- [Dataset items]
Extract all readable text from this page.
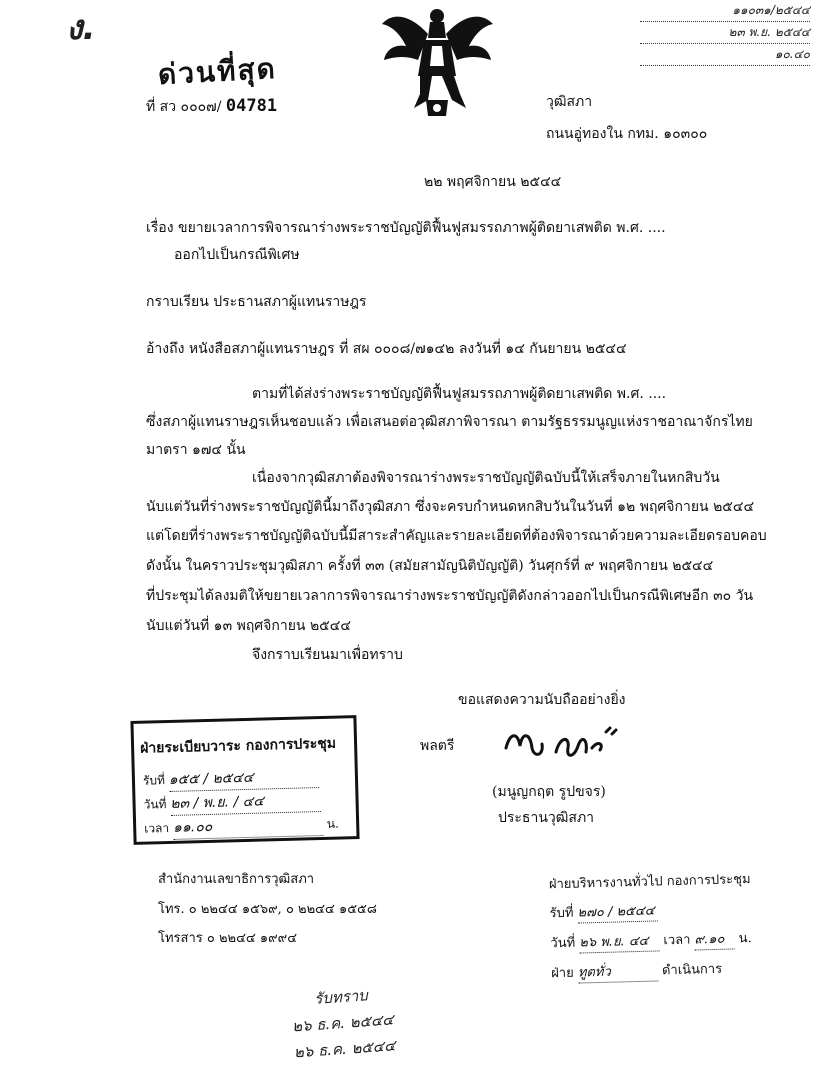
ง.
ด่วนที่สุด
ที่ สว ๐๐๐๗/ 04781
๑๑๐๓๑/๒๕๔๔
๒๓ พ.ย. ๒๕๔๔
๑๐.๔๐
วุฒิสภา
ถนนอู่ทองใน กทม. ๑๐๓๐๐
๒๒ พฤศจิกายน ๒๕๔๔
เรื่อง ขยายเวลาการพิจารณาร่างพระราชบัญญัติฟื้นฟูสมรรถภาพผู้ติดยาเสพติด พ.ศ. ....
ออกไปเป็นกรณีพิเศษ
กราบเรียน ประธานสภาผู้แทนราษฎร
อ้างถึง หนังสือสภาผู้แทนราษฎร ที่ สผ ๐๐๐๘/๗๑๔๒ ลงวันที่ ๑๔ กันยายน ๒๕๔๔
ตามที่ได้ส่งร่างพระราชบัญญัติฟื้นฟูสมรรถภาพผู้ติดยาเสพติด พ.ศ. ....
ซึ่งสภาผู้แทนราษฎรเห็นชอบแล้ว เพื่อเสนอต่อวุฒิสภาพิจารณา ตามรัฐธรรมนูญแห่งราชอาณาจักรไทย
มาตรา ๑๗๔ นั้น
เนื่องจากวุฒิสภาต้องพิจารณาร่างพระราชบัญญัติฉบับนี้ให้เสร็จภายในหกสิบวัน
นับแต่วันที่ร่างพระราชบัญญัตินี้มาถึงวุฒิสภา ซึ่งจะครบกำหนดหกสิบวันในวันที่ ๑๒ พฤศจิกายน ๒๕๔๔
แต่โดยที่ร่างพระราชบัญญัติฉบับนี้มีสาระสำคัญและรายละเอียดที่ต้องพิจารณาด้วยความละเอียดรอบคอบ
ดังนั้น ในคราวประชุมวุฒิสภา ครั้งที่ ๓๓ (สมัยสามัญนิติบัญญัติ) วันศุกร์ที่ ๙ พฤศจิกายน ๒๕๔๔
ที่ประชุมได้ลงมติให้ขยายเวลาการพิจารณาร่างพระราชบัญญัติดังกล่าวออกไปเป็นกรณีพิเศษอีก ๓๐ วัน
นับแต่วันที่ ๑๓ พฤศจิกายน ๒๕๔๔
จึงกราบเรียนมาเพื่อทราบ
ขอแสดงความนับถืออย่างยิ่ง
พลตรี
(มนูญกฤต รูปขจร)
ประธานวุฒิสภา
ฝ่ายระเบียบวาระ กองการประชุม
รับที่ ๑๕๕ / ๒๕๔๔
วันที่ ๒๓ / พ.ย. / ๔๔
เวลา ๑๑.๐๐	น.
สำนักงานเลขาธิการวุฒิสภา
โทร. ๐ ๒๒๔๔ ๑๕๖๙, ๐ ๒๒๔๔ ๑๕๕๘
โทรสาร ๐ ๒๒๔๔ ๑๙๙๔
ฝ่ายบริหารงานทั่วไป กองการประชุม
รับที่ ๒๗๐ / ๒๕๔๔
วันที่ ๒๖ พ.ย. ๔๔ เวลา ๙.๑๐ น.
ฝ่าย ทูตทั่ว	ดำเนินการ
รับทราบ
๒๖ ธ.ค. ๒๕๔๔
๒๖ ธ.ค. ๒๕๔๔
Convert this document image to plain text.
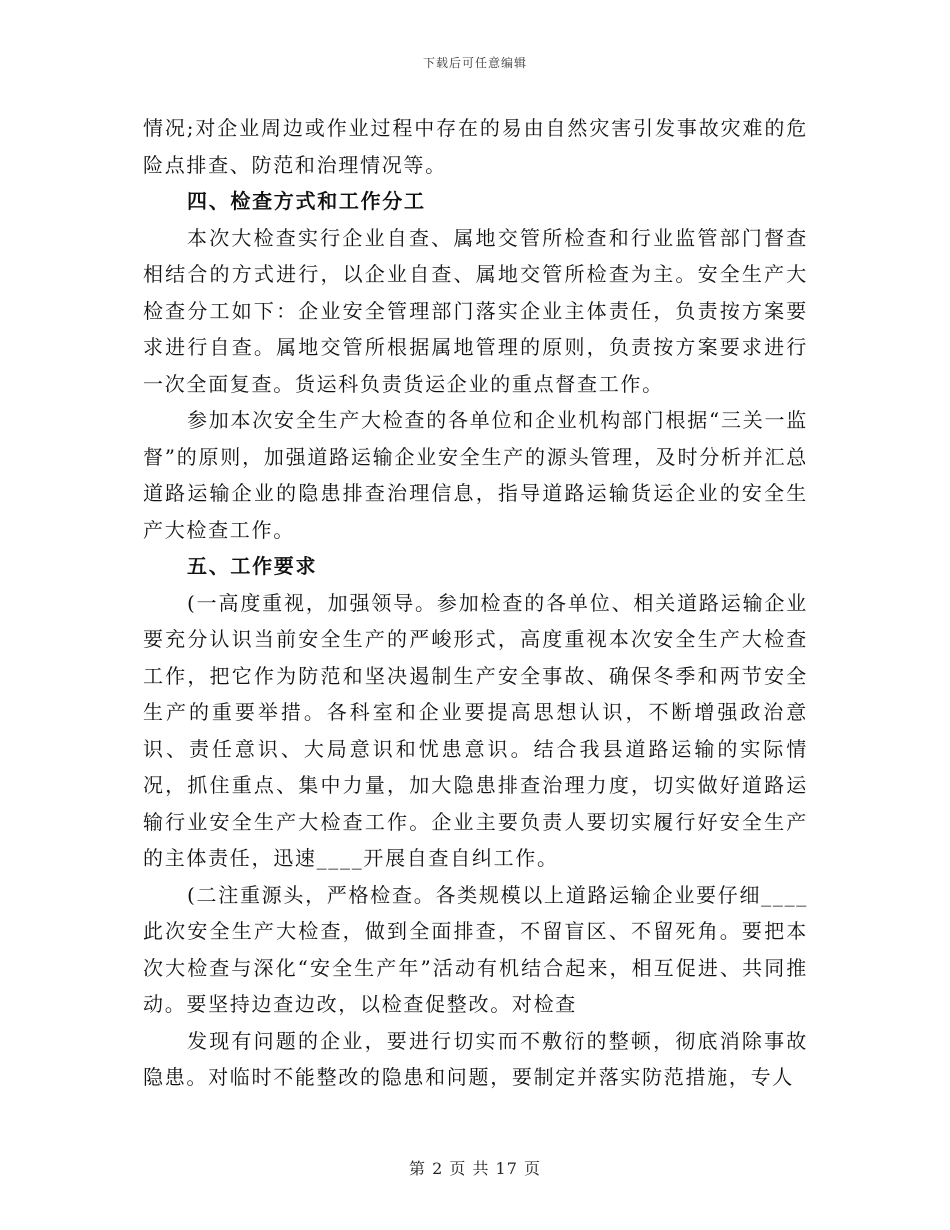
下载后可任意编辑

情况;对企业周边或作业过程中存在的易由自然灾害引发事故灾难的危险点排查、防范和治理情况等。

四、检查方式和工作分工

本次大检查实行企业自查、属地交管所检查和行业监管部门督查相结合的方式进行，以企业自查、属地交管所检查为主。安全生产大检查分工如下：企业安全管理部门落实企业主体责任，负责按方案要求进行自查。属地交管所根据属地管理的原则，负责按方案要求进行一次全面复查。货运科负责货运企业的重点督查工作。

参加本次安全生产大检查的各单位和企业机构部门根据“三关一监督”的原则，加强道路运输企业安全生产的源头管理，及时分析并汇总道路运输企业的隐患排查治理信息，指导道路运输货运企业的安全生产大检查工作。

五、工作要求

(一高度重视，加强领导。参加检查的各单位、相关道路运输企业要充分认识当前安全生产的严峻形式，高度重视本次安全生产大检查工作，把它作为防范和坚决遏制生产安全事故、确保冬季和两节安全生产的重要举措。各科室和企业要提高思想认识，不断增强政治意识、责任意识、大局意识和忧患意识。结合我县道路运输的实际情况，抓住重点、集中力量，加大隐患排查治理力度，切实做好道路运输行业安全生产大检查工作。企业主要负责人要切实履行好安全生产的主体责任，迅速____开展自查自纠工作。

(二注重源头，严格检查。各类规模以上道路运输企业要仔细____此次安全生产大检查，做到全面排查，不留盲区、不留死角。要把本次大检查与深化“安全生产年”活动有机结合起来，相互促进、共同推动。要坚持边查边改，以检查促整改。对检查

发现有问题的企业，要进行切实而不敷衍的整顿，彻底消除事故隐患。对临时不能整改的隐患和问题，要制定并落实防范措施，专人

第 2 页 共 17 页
--
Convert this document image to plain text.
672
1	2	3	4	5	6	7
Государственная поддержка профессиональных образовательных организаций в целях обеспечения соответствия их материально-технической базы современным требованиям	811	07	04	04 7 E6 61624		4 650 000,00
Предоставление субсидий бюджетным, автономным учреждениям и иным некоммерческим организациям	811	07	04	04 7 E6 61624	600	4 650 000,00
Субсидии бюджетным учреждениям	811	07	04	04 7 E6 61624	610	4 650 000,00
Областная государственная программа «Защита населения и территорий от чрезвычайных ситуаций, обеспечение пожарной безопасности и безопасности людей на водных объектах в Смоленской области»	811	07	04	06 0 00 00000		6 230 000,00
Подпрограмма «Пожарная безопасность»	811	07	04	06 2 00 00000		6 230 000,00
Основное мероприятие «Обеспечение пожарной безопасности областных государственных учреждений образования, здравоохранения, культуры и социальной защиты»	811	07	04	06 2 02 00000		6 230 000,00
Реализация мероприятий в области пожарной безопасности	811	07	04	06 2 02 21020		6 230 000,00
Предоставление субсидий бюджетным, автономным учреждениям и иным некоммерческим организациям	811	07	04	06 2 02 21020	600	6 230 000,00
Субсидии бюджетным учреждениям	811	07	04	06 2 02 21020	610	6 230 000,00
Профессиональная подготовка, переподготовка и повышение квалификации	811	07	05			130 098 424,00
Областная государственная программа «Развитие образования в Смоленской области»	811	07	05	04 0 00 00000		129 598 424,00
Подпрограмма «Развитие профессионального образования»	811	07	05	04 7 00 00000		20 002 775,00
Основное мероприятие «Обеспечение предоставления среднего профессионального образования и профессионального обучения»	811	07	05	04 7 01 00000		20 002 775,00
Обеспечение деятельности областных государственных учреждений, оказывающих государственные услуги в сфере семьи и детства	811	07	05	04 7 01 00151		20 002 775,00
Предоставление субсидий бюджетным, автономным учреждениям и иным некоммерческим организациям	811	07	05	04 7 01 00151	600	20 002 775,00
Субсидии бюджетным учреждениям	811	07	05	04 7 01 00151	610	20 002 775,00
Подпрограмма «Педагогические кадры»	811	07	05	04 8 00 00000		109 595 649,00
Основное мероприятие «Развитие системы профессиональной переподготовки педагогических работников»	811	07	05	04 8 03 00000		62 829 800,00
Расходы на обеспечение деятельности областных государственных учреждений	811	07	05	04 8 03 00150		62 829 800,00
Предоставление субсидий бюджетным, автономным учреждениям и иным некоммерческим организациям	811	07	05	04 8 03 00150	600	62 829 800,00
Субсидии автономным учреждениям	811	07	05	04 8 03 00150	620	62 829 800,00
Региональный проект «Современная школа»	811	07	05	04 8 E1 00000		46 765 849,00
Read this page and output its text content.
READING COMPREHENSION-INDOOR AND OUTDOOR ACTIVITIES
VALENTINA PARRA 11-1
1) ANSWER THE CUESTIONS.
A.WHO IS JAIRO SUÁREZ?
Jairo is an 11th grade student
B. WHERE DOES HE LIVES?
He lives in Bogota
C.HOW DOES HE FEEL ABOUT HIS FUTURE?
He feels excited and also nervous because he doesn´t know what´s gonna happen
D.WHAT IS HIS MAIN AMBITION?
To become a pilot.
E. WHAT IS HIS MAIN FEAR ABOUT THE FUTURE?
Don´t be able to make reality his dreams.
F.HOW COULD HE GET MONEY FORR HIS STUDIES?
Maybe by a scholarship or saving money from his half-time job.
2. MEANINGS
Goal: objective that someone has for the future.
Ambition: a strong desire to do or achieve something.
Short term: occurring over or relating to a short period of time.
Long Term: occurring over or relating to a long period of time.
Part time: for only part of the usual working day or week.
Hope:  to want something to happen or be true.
...
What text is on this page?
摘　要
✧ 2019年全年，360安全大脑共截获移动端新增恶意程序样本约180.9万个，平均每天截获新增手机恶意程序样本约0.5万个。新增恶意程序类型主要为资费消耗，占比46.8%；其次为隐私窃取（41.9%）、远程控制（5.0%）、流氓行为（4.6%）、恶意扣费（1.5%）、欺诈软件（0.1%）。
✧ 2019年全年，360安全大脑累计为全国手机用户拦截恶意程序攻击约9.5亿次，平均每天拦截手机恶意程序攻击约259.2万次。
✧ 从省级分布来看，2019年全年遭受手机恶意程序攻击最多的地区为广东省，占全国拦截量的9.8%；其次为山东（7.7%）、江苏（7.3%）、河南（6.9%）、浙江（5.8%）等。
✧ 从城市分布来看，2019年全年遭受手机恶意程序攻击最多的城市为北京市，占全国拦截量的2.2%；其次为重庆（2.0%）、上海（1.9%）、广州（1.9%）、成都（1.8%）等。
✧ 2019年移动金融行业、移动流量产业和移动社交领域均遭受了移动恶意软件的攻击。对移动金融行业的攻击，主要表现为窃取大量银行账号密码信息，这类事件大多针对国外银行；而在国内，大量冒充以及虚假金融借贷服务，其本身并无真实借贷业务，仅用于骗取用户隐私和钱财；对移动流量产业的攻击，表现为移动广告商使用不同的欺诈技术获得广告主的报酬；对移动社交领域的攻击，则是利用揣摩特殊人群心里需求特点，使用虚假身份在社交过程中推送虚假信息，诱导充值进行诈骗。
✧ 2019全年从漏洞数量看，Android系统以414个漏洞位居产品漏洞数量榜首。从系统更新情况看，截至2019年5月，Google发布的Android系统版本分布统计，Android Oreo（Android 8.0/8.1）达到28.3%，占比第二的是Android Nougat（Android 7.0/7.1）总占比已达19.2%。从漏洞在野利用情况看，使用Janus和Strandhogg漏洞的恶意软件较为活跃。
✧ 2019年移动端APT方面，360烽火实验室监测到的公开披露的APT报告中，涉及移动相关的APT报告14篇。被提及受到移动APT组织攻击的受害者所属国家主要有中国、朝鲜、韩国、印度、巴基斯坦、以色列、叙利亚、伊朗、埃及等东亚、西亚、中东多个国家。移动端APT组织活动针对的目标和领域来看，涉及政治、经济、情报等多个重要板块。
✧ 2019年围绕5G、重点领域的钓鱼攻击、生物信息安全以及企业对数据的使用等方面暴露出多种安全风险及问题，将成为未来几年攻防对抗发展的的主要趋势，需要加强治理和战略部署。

- [What is being asked] Show all lines from the data above in which the word "ขยายเวลาการพ" appears.

- [Full answer]
เรื่อง ขยายเวลาการพิจารณาร่างพระราชบัญญัติฟื้นฟูสมรรถภาพผู้ติดยาเสพติด พ.ศ. ....
ที่ประชุมได้ลงมติให้ขยายเวลาการพิจารณาร่างพระราชบัญญัติดังกล่าวออกไปเป็นกรณีพิเศษอีก ๓๐ วัน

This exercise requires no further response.